Which of the lines below contain the string "data"? List every such line in full, treating uppercase and lowercase as different.

Provided records:

========

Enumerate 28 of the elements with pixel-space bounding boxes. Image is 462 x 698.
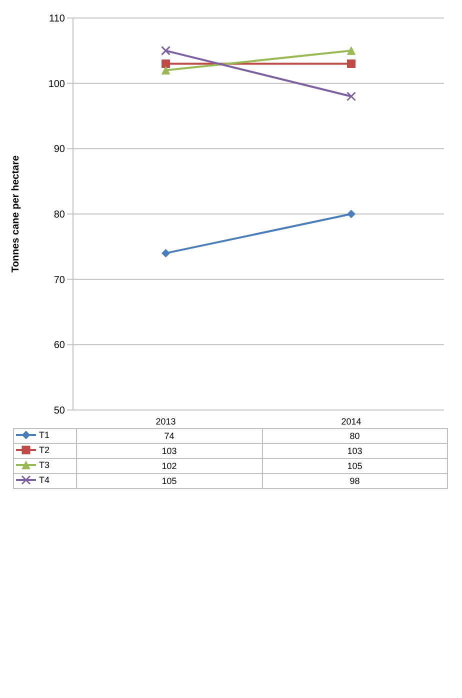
x-tick-label: 2014 bbox=[341, 416, 362, 426]
legend-label: T2 bbox=[39, 445, 50, 455]
data-label: 105 bbox=[262, 458, 448, 474]
point bbox=[347, 210, 356, 218]
legend-label: T1 bbox=[39, 430, 50, 440]
legend-label: T4 bbox=[39, 475, 50, 485]
data-label: 103 bbox=[76, 444, 262, 458]
data-label: 80 bbox=[262, 428, 448, 444]
point bbox=[346, 92, 356, 102]
y-tick-label: 80 bbox=[54, 210, 66, 221]
point bbox=[347, 59, 356, 68]
x-tick-label: 2013 bbox=[156, 416, 176, 426]
y-tick-label: 100 bbox=[48, 78, 66, 90]
data-label: 103 bbox=[262, 444, 448, 458]
data-label: 105 bbox=[76, 474, 262, 488]
y-tick-label: 90 bbox=[54, 144, 66, 156]
data-label: 98 bbox=[262, 474, 448, 488]
y-tick-label: 60 bbox=[54, 340, 66, 352]
y-axis-title: Tonnes cane per hectare bbox=[10, 155, 22, 273]
data-label: 102 bbox=[76, 458, 262, 474]
legend-label: T3 bbox=[39, 460, 50, 470]
point bbox=[162, 248, 170, 258]
y-tick-label: 50 bbox=[54, 406, 66, 417]
y-tick-label: 110 bbox=[49, 14, 66, 25]
point bbox=[161, 46, 170, 56]
point bbox=[162, 59, 170, 68]
data-label: 74 bbox=[76, 428, 262, 444]
y-tick-label: 70 bbox=[54, 274, 66, 286]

========

Answer to this task:
data-label: 105 bbox=[262, 458, 448, 474]
data-label: 103 bbox=[76, 444, 262, 458]
data-label: 80 bbox=[262, 428, 448, 444]
data-label: 103 bbox=[262, 444, 448, 458]
data-label: 105 bbox=[76, 474, 262, 488]
data-label: 98 bbox=[262, 474, 448, 488]
data-label: 102 bbox=[76, 458, 262, 474]
data-label: 74 bbox=[76, 428, 262, 444]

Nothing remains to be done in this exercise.